# start of Material provided

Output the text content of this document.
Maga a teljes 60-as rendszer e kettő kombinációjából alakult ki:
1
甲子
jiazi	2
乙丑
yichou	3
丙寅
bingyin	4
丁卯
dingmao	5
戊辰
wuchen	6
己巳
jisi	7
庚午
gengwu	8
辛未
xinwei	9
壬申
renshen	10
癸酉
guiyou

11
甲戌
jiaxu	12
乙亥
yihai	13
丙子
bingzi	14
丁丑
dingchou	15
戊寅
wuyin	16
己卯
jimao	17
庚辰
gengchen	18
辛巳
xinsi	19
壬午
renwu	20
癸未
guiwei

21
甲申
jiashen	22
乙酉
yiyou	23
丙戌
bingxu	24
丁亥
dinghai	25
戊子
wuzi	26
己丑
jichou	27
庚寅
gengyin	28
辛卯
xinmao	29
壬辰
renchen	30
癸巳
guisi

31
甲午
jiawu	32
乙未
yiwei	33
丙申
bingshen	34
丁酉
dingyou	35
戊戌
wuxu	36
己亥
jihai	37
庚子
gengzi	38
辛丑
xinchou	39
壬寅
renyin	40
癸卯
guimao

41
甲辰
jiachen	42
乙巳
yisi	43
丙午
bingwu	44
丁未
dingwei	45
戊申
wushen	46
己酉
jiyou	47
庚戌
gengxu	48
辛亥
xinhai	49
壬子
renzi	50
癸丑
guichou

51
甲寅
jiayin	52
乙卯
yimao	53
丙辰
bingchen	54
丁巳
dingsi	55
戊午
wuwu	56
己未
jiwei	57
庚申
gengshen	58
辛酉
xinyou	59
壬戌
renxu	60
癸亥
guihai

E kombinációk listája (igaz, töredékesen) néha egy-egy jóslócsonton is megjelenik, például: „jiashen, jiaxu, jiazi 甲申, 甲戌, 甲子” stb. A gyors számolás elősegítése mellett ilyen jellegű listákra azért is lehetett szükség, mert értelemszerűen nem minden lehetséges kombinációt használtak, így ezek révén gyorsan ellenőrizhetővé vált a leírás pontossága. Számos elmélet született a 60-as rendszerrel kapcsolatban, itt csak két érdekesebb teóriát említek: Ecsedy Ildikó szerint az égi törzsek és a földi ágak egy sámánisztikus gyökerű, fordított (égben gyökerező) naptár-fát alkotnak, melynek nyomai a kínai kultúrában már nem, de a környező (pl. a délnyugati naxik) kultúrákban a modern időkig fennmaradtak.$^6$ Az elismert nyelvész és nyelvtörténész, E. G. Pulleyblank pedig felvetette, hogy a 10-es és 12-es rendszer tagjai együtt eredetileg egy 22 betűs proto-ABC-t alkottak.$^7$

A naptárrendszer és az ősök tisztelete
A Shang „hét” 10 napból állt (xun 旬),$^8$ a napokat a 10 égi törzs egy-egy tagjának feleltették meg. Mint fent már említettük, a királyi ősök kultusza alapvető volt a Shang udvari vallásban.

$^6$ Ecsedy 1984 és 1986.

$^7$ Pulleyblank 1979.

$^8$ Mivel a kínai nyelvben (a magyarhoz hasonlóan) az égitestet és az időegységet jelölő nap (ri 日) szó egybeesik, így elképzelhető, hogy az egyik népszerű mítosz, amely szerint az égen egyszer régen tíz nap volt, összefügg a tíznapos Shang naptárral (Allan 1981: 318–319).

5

# end of Material provided
# start of Material provided

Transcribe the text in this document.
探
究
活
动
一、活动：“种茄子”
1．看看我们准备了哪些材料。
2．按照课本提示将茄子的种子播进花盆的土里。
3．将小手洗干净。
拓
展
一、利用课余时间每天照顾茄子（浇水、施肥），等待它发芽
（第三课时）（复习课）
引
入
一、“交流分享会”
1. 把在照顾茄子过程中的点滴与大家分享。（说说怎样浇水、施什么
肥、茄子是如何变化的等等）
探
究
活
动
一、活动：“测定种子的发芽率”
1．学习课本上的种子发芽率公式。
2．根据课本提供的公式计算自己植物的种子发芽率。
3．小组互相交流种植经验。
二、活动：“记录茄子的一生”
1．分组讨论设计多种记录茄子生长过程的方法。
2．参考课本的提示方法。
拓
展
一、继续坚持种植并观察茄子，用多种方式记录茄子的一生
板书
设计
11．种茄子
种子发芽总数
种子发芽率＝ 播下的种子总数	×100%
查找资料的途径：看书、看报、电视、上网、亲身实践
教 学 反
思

# end of Material provided

**Task requirements:** Gather each line in these records that contains the string "text".

**Result of the exercise:**
Output the text content of this document.
Transcribe the text in this document.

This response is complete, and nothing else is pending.